>> BEGIN Data excerpts

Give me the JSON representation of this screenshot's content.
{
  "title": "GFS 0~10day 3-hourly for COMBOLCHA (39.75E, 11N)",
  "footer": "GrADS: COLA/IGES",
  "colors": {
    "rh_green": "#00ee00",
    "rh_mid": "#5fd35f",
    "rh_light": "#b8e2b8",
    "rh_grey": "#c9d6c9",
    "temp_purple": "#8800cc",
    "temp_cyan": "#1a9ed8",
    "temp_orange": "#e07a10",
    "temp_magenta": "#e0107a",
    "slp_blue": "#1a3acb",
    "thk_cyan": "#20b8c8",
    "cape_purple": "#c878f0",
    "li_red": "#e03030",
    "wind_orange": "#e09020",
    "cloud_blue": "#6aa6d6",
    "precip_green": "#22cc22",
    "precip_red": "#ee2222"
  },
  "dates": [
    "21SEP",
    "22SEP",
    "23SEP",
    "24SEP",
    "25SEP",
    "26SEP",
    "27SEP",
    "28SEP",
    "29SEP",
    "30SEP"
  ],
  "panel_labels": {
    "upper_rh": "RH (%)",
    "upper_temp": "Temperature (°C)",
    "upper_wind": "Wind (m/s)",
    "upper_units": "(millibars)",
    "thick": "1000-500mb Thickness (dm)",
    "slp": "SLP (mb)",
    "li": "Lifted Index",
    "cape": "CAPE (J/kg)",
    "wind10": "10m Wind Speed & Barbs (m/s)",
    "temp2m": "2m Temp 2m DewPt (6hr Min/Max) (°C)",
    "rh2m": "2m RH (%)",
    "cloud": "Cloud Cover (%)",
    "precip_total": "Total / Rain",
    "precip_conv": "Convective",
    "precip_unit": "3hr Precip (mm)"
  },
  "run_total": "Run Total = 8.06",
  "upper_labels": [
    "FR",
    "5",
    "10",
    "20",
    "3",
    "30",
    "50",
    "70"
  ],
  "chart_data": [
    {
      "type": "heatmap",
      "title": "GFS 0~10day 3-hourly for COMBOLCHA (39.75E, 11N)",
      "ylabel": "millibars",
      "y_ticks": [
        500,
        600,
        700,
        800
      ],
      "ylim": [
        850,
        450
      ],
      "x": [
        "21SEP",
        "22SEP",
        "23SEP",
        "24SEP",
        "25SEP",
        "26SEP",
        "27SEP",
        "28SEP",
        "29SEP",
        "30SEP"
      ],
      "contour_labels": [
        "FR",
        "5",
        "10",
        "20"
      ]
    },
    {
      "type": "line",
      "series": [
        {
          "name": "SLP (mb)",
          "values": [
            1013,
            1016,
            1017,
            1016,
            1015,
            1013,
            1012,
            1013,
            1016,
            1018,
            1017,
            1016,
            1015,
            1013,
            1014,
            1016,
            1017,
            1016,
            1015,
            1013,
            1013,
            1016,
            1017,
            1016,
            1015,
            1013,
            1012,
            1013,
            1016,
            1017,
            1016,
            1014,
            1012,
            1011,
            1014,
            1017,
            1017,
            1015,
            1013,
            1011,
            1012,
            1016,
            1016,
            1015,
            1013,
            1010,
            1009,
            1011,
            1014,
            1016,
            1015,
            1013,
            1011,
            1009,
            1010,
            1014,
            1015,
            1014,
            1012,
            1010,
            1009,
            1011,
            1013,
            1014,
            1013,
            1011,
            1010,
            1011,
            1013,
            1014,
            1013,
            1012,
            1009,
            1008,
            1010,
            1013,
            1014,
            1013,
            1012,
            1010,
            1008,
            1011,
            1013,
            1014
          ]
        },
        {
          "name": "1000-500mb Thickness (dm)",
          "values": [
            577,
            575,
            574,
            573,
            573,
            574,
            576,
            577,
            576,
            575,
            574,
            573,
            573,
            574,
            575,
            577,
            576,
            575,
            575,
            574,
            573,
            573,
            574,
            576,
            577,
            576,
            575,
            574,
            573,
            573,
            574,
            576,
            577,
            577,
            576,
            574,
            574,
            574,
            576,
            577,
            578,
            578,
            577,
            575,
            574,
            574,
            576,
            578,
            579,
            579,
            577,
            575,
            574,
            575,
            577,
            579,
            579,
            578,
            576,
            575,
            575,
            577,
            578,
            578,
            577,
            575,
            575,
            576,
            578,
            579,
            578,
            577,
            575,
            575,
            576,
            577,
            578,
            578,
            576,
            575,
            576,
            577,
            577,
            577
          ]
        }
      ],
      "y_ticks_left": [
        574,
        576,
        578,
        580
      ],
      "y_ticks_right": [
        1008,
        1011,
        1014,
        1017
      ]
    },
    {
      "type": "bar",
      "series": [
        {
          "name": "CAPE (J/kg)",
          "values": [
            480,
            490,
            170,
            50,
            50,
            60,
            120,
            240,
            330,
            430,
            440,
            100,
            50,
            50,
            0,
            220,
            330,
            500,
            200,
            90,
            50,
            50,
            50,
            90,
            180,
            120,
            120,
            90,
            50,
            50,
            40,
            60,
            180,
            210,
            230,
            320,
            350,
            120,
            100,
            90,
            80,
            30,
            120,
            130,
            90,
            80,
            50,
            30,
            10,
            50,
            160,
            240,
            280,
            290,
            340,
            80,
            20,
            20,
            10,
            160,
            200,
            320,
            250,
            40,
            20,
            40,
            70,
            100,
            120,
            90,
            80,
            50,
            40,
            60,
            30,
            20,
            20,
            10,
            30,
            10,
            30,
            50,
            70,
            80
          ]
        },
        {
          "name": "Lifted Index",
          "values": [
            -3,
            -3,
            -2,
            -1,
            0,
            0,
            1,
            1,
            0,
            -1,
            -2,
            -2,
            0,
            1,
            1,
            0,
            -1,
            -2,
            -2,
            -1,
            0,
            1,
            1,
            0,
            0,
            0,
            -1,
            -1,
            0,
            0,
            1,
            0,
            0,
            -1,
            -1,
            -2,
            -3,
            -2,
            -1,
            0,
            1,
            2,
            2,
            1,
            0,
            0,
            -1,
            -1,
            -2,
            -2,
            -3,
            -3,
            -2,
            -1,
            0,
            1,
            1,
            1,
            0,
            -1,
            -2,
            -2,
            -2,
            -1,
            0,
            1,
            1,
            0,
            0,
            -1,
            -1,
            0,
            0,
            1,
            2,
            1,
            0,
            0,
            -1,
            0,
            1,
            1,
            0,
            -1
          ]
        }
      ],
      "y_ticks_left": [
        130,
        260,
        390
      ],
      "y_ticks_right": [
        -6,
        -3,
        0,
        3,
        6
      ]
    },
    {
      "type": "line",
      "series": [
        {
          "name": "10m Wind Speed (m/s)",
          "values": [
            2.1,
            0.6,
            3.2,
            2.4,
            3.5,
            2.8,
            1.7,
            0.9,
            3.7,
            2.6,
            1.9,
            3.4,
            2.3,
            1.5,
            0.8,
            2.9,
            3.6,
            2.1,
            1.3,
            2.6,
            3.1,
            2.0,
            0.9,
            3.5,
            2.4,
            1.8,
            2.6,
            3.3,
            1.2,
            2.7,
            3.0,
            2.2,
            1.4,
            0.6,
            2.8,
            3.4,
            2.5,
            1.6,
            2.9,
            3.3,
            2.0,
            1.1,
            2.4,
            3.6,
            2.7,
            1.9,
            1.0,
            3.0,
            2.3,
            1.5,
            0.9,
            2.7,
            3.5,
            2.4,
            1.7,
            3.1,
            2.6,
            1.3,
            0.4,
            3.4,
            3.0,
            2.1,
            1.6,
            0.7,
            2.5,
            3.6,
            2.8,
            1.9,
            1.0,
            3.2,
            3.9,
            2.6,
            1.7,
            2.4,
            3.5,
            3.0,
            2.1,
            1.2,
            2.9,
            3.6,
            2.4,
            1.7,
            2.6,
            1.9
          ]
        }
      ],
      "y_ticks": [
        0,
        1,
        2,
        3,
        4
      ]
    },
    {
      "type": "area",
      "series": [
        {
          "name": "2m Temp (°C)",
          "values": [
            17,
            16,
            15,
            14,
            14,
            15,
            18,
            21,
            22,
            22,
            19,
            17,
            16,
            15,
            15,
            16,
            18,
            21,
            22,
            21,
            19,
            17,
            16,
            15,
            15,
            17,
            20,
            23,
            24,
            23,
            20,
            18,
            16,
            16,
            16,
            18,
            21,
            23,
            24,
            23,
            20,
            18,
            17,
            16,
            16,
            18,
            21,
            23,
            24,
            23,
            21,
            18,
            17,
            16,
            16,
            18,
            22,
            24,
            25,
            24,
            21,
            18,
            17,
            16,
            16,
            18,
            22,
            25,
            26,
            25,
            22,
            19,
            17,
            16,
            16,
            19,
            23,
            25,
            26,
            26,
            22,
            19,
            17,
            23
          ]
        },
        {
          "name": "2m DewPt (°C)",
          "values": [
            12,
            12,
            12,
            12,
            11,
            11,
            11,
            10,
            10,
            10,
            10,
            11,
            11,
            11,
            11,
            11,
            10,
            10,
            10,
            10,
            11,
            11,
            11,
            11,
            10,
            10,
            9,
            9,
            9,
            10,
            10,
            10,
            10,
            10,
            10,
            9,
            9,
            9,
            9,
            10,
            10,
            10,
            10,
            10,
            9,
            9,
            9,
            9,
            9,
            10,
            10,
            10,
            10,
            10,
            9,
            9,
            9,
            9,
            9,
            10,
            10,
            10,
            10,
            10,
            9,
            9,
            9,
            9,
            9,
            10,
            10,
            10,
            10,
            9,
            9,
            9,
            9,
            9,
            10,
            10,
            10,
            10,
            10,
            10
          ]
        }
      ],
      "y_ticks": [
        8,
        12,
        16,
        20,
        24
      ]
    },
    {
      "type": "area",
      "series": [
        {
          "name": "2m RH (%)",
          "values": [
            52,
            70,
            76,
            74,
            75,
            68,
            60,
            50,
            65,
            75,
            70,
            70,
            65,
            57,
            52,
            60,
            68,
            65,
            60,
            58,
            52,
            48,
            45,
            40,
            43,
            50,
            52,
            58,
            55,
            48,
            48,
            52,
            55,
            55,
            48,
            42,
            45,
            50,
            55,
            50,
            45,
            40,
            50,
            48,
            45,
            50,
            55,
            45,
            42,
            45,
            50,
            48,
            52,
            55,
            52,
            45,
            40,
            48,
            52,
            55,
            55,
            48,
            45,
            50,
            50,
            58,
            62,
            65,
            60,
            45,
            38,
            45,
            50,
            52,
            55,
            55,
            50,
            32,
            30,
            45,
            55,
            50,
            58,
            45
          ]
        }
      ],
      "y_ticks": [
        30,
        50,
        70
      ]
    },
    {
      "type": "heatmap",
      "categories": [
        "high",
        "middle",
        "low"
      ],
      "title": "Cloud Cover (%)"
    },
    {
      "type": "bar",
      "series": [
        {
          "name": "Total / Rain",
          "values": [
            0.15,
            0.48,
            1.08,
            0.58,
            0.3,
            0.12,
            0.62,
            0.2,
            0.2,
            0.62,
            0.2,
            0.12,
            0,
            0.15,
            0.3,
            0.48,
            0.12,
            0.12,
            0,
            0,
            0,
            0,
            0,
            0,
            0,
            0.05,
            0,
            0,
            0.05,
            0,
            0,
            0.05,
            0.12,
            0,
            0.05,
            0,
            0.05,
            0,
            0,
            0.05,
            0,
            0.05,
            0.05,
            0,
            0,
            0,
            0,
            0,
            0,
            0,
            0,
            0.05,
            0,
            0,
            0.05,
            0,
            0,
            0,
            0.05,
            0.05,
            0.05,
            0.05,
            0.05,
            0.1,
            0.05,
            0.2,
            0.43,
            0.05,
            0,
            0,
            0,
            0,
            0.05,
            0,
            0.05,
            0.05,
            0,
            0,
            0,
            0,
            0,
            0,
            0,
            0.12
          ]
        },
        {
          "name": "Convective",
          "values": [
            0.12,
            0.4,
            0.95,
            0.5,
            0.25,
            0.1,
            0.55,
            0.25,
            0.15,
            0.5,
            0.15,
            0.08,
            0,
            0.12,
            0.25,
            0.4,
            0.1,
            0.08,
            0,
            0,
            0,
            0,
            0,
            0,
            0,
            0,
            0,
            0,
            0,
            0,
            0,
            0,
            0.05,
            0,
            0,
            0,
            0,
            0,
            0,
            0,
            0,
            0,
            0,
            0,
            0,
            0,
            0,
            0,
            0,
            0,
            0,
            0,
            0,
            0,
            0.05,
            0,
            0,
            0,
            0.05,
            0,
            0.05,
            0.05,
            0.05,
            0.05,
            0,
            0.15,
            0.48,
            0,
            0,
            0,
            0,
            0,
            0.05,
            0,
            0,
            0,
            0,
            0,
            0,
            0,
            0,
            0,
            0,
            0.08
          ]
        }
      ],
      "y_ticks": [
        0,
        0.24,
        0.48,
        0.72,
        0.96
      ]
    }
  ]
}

>> END Data excerpts

In the records above, how many lines hold the string "Thickness"? Reply with only the number.

▶ _Reply_: 2